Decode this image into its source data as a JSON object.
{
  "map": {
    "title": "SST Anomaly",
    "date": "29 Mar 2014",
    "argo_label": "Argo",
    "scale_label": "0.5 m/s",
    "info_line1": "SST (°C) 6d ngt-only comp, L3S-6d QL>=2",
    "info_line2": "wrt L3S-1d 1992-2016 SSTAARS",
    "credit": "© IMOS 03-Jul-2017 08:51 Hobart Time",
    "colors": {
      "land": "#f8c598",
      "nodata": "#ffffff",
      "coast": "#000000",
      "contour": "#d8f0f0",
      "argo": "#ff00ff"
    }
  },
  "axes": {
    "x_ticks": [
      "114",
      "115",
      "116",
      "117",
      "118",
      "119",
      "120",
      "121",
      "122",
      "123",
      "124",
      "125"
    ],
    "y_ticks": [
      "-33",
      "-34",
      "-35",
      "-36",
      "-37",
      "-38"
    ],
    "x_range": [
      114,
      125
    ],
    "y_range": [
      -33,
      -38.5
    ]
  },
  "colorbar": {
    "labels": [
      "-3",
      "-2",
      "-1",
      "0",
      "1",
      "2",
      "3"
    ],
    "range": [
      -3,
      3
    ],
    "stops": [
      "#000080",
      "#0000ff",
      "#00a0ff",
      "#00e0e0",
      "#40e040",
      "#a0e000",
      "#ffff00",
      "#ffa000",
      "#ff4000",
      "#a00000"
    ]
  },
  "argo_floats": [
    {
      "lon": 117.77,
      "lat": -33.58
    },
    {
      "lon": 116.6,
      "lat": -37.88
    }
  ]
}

--------

• _Directions_
Copy each entry exactly, with nothing added or dropped.

• _Response_
Decode this image into its source data as a JSON object.
{
  "map": {
    "title": "SST Anomaly",
    "date": "29 Mar 2014",
    "argo_label": "Argo",
    "scale_label": "0.5 m/s",
    "info_line1": "SST (°C) 6d ngt-only comp, L3S-6d QL>=2",
    "info_line2": "wrt L3S-1d 1992-2016 SSTAARS",
    "credit": "© IMOS 03-Jul-2017 08:51 Hobart Time",
    "colors": {
      "land": "#f8c598",
      "nodata": "#ffffff",
      "coast": "#000000",
      "contour": "#d8f0f0",
      "argo": "#ff00ff"
    }
  },
  "axes": {
    "x_ticks": [
      "114",
      "115",
      "116",
      "117",
      "118",
      "119",
      "120",
      "121",
      "122",
      "123",
      "124",
      "125"
    ],
    "y_ticks": [
      "-33",
      "-34",
      "-35",
      "-36",
      "-37",
      "-38"
    ],
    "x_range": [
      114,
      125
    ],
    "y_range": [
      -33,
      -38.5
    ]
  },
  "colorbar": {
    "labels": [
      "-3",
      "-2",
      "-1",
      "0",
      "1",
      "2",
      "3"
    ],
    "range": [
      -3,
      3
    ],
    "stops": [
      "#000080",
      "#0000ff",
      "#00a0ff",
      "#00e0e0",
      "#40e040",
      "#a0e000",
      "#ffff00",
      "#ffa000",
      "#ff4000",
      "#a00000"
    ]
  },
  "argo_floats": [
    {
      "lon": 117.77,
      "lat": -33.58
    },
    {
      "lon": 116.6,
      "lat": -37.88
    }
  ]
}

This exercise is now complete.